- _Description of the task_
Word for word, reproduce each entry.

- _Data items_
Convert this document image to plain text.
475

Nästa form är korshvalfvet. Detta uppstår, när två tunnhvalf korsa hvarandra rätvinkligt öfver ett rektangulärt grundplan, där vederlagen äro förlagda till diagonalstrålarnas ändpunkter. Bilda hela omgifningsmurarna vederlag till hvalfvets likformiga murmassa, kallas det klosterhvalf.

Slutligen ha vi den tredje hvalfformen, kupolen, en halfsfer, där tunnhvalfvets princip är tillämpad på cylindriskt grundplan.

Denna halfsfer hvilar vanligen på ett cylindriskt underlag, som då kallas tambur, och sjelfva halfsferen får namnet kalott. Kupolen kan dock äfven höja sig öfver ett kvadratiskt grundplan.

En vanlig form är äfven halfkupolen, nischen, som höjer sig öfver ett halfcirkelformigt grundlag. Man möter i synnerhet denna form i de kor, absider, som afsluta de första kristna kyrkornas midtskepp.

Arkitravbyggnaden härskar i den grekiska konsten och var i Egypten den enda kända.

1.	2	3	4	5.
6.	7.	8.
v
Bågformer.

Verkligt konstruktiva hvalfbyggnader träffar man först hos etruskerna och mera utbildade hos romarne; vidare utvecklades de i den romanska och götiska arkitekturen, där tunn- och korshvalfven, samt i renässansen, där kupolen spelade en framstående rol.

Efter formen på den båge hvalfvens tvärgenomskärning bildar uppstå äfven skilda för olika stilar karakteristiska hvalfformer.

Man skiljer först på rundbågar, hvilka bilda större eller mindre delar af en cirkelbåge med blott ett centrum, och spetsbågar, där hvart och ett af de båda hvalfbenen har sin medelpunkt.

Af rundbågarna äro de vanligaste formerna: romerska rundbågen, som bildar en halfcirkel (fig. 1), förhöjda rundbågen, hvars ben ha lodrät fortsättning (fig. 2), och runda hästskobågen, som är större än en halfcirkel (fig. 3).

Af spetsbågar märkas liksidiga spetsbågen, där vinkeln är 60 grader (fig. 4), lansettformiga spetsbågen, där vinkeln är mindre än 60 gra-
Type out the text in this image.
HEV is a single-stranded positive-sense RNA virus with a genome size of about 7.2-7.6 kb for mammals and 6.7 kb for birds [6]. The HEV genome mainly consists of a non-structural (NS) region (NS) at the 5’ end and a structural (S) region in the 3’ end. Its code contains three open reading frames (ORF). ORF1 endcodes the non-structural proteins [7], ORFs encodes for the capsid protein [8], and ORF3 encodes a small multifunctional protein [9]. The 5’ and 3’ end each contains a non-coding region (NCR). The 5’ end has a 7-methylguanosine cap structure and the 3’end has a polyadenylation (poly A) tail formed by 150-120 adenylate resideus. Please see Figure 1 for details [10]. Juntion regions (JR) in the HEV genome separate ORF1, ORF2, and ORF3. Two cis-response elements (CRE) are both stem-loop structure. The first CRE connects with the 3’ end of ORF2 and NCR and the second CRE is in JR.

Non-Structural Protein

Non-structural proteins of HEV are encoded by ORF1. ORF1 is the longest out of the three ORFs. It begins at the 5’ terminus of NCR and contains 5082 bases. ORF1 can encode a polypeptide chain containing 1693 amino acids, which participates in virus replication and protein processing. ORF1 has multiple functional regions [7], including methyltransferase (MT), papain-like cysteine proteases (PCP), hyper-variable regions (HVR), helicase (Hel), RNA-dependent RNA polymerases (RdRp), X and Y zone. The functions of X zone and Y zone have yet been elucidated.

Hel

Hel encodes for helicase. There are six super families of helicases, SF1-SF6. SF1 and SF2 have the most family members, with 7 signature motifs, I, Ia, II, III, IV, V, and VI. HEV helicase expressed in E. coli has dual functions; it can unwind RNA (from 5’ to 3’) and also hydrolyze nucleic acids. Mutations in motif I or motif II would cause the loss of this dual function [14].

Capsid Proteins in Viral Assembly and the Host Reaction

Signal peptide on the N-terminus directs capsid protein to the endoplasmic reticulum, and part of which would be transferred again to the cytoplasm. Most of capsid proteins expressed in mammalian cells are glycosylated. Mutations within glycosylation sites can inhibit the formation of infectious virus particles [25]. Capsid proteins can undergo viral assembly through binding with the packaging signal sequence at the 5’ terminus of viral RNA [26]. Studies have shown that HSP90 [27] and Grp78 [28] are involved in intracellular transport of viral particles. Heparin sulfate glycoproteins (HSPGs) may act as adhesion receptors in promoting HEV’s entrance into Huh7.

- _Response to the task_
Convert this document image to plain text.
475

Nästa form är korshvalfvet. Detta uppstår, när två tunnhvalf korsa hvarandra rätvinkligt öfver ett rektangulärt grundplan, där vederlagen äro förlagda till diagonalstrålarnas ändpunkter. Bilda hela omgifningsmurarna vederlag till hvalfvets likformiga murmassa, kallas det klosterhvalf.

Slutligen ha vi den tredje hvalfformen, kupolen, en halfsfer, där tunnhvalfvets princip är tillämpad på cylindriskt grundplan.

Denna halfsfer hvilar vanligen på ett cylindriskt underlag, som då kallas tambur, och sjelfva halfsferen får namnet kalott. Kupolen kan dock äfven höja sig öfver ett kvadratiskt grundplan.

En vanlig form är äfven halfkupolen, nischen, som höjer sig öfver ett halfcirkelformigt grundlag. Man möter i synnerhet denna form i de kor, absider, som afsluta de första kristna kyrkornas midtskepp.

Arkitravbyggnaden härskar i den grekiska konsten och var i Egypten den enda kända.

1.	2	3	4	5.
6.	7.	8.
v
Bågformer.

Verkligt konstruktiva hvalfbyggnader träffar man först hos etruskerna och mera utbildade hos romarne; vidare utvecklades de i den romanska och götiska arkitekturen, där tunn- och korshvalfven, samt i renässansen, där kupolen spelade en framstående rol.

Efter formen på den båge hvalfvens tvärgenomskärning bildar uppstå äfven skilda för olika stilar karakteristiska hvalfformer.

Man skiljer först på rundbågar, hvilka bilda större eller mindre delar af en cirkelbåge med blott ett centrum, och spetsbågar, där hvart och ett af de båda hvalfbenen har sin medelpunkt.

Af rundbågarna äro de vanligaste formerna: romerska rundbågen, som bildar en halfcirkel (fig. 1), förhöjda rundbågen, hvars ben ha lodrät fortsättning (fig. 2), och runda hästskobågen, som är större än en halfcirkel (fig. 3).

Af spetsbågar märkas liksidiga spetsbågen, där vinkeln är 60 grader (fig. 4), lansettformiga spetsbågen, där vinkeln är mindre än 60 gra-
Type out the text in this image.
HEV is a single-stranded positive-sense RNA virus with a genome size of about 7.2-7.6 kb for mammals and 6.7 kb for birds [6]. The HEV genome mainly consists of a non-structural (NS) region (NS) at the 5’ end and a structural (S) region in the 3’ end. Its code contains three open reading frames (ORF). ORF1 endcodes the non-structural proteins [7], ORFs encodes for the capsid protein [8], and ORF3 encodes a small multifunctional protein [9]. The 5’ and 3’ end each contains a non-coding region (NCR). The 5’ end has a 7-methylguanosine cap structure and the 3’end has a polyadenylation (poly A) tail formed by 150-120 adenylate resideus. Please see Figure 1 for details [10]. Juntion regions (JR) in the HEV genome separate ORF1, ORF2, and ORF3. Two cis-response elements (CRE) are both stem-loop structure. The first CRE connects with the 3’ end of ORF2 and NCR and the second CRE is in JR.

Non-Structural Protein

Non-structural proteins of HEV are encoded by ORF1. ORF1 is the longest out of the three ORFs. It begins at the 5’ terminus of NCR and contains 5082 bases. ORF1 can encode a polypeptide chain containing 1693 amino acids, which participates in virus replication and protein processing. ORF1 has multiple functional regions [7], including methyltransferase (MT), papain-like cysteine proteases (PCP), hyper-variable regions (HVR), helicase (Hel), RNA-dependent RNA polymerases (RdRp), X and Y zone. The functions of X zone and Y zone have yet been elucidated.

Hel

Hel encodes for helicase. There are six super families of helicases, SF1-SF6. SF1 and SF2 have the most family members, with 7 signature motifs, I, Ia, II, III, IV, V, and VI. HEV helicase expressed in E. coli has dual functions; it can unwind RNA (from 5’ to 3’) and also hydrolyze nucleic acids. Mutations in motif I or motif II would cause the loss of this dual function [14].

Capsid Proteins in Viral Assembly and the Host Reaction

Signal peptide on the N-terminus directs capsid protein to the endoplasmic reticulum, and part of which would be transferred again to the cytoplasm. Most of capsid proteins expressed in mammalian cells are glycosylated. Mutations within glycosylation sites can inhibit the formation of infectious virus particles [25]. Capsid proteins can undergo viral assembly through binding with the packaging signal sequence at the 5’ terminus of viral RNA [26]. Studies have shown that HSP90 [27] and Grp78 [28] are involved in intracellular transport of viral particles. Heparin sulfate glycoproteins (HSPGs) may act as adhesion receptors in promoting HEV’s entrance into Huh7.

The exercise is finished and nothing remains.